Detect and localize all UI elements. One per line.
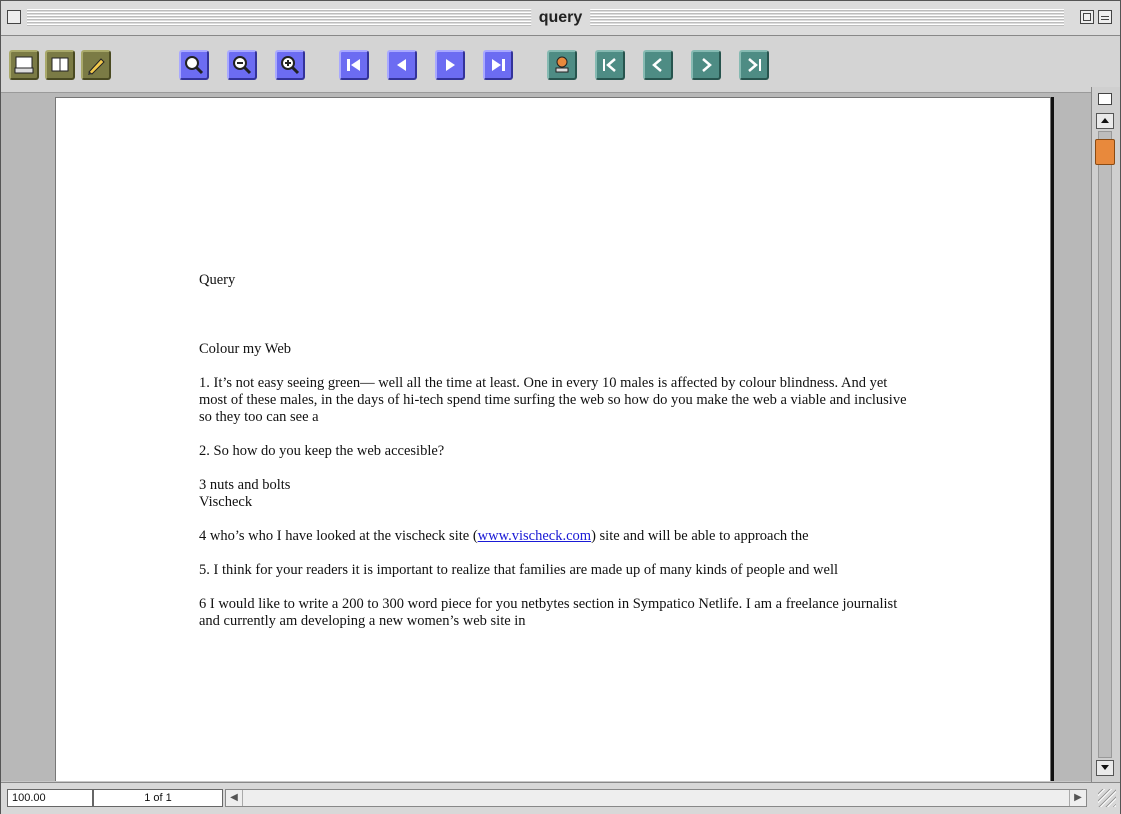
first-icon [599,54,621,76]
page-number-field[interactable]: 1 of 1 [93,789,223,807]
scroll-left-arrow-icon[interactable]: ◀ [226,790,243,806]
paragraph-5: 5. I think for your readers it is import… [199,562,839,578]
title-bar[interactable]: query [1,1,1120,36]
paragraph-3-line-2: Vischeck [199,494,253,510]
first-page-icon [343,54,365,76]
paragraph-4: 4 who’s who I have looked at the vischec… [199,528,919,545]
vertical-scrollbar[interactable] [1091,87,1120,782]
next-page-icon [439,54,461,76]
open-book-icon [49,54,71,76]
magnifier-icon [183,54,205,76]
print-button[interactable] [9,50,39,80]
resize-grip-icon[interactable] [1098,789,1116,807]
history-first-button[interactable] [595,50,625,80]
horizontal-scrollbar[interactable]: ◀ ▶ [225,789,1087,807]
document-title: Query [199,272,236,288]
forward-icon [695,54,717,76]
pencil-icon [85,54,107,76]
history-last-button[interactable] [739,50,769,80]
annotate-button[interactable] [81,50,111,80]
scroll-thumb[interactable] [1095,139,1115,165]
select-zoom-button[interactable] [179,50,209,80]
zoom-out-icon [231,54,253,76]
document-page: Query Colour my Web 1. It’s not easy see… [55,97,1051,781]
document-window: query Query Colour my Web 1. It’s not ea… [0,0,1121,814]
paragraph-4-text-end: ) site and will be able to approach the [591,528,809,544]
last-page-button[interactable] [483,50,513,80]
scroll-up-arrow-icon[interactable] [1096,113,1114,129]
status-bar: 100.00 1 of 1 ◀ ▶ [1,782,1120,814]
previous-page-button[interactable] [387,50,417,80]
zoom-box[interactable] [1080,10,1094,24]
toolbar [1,36,1120,93]
scroll-right-arrow-icon[interactable]: ▶ [1069,790,1086,806]
paragraph-4-text-start: 4 who’s who I have looked at the vischec… [199,528,478,544]
print-icon [13,54,35,76]
next-page-button[interactable] [435,50,465,80]
zoom-in-button[interactable] [275,50,305,80]
zoom-out-button[interactable] [227,50,257,80]
paragraph-2: 2. So how do you keep the web accesible? [199,443,445,459]
scroll-track[interactable] [1098,131,1112,758]
zoom-in-icon [279,54,301,76]
collapse-box[interactable] [1098,10,1112,24]
stamp-icon [551,54,573,76]
document-heading: Colour my Web [199,341,292,357]
last-icon [743,54,765,76]
last-page-icon [487,54,509,76]
vischeck-link[interactable]: www.vischeck.com [478,528,591,544]
scroll-down-arrow-icon[interactable] [1096,760,1114,776]
document-body: Query Colour my Web 1. It’s not easy see… [199,272,919,647]
document-viewport[interactable]: Query Colour my Web 1. It’s not easy see… [1,93,1091,781]
close-box[interactable] [7,10,21,24]
first-page-button[interactable] [339,50,369,80]
previous-page-icon [391,54,413,76]
back-icon [647,54,669,76]
window-title: query [530,8,591,28]
two-page-button[interactable] [45,50,75,80]
split-box[interactable] [1098,93,1112,105]
zoom-level-field[interactable]: 100.00 [7,789,93,807]
paragraph-6: 6 I would like to write a 200 to 300 wor… [199,596,898,629]
history-forward-button[interactable] [691,50,721,80]
stamp-button[interactable] [547,50,577,80]
paragraph-1: 1. It’s not easy seeing green— well all … [199,375,907,425]
history-back-button[interactable] [643,50,673,80]
paragraph-3-line-1: 3 nuts and bolts [199,477,291,493]
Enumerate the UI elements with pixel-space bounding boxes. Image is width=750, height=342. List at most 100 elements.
########################################
Instructions for the task: Express the lines above as a JSON list of strings, one string per line, starting with the line with "first-icon [599,54,621,76]" and going on through the line with "print-button[interactable] [9,50,39,80]". Include both of those lines, leave out blank lines, and give no other lines.

Response to this exercise:
[
  "first-icon [599,54,621,76]",
  "page-number-field[interactable]: 1 of 1 [93,789,223,807]",
  "scroll-left-arrow-icon[interactable]: ◀ [226,790,243,806]",
  "paragraph-5: 5. I think for your readers it is import… [199,562,839,578]",
  "title-bar[interactable]: query [1,1,1120,36]",
  "paragraph-3-line-2: Vischeck [199,494,253,510]",
  "first-page-icon [343,54,365,76]",
  "paragraph-4: 4 who’s who I have looked at the vischec… [199,528,919,545]",
  "vertical-scrollbar[interactable] [1091,87,1120,782]",
  "next-page-icon [439,54,461,76]",
  "open-book-icon [49,54,71,76]",
  "magnifier-icon [183,54,205,76]",
  "print-button[interactable] [9,50,39,80]"
]